SUPPLIED DATA >>
----

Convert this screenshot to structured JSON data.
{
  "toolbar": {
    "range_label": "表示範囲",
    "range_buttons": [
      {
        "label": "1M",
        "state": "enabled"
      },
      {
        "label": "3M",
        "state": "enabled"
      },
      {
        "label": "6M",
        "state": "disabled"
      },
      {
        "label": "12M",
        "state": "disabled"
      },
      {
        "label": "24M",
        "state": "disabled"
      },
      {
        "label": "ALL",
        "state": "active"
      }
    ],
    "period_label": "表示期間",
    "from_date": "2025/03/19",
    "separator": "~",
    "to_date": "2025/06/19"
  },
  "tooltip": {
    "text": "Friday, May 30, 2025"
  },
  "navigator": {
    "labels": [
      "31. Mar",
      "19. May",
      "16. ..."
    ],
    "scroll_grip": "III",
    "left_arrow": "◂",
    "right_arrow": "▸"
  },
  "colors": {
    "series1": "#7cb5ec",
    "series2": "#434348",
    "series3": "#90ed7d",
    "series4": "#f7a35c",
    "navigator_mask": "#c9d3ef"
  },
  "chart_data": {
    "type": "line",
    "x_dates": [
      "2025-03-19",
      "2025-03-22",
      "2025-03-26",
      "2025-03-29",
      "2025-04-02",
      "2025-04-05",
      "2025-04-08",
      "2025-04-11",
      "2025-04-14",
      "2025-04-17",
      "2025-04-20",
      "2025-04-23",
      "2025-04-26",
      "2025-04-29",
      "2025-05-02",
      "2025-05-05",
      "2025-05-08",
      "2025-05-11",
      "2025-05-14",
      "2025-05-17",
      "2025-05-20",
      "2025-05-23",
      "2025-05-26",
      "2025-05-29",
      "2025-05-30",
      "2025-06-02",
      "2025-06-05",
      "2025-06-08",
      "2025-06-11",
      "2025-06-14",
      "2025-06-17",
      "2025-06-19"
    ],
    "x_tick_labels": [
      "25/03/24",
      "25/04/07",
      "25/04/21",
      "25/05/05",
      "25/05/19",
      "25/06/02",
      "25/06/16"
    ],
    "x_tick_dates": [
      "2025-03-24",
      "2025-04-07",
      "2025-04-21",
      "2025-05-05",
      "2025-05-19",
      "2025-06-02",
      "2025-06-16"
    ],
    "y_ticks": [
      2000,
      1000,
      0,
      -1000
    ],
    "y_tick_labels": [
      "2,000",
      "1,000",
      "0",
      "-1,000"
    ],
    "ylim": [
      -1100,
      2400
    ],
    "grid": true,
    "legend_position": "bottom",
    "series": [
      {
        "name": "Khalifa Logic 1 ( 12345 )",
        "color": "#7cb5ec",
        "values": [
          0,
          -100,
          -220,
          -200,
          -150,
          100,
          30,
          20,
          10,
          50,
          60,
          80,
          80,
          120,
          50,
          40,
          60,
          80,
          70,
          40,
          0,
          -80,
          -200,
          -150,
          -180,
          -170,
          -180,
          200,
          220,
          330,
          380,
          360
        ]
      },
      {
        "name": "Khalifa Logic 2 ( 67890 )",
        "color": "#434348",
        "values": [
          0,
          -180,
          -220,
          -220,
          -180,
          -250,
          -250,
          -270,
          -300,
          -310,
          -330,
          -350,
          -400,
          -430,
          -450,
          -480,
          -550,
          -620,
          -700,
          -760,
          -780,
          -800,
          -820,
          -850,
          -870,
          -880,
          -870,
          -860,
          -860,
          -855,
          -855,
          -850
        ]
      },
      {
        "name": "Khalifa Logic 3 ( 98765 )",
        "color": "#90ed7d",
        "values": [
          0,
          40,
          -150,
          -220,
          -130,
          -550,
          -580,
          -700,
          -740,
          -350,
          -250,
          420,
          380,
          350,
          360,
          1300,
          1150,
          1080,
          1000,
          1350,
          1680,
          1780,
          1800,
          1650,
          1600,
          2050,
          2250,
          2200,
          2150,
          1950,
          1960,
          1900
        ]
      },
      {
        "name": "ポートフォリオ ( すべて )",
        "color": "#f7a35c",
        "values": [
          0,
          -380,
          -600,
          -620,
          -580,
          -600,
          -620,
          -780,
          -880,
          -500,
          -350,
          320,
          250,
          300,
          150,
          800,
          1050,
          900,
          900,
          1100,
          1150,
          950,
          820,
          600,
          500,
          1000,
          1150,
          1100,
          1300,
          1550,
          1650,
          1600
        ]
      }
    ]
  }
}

----

THE REQUEST >> From the data above, gather every line that includes the word "Logic".

EXPECTED ANSWER >>
        "name": "Khalifa Logic 1 ( 12345 )",
        "name": "Khalifa Logic 2 ( 67890 )",
        "name": "Khalifa Logic 3 ( 98765 )",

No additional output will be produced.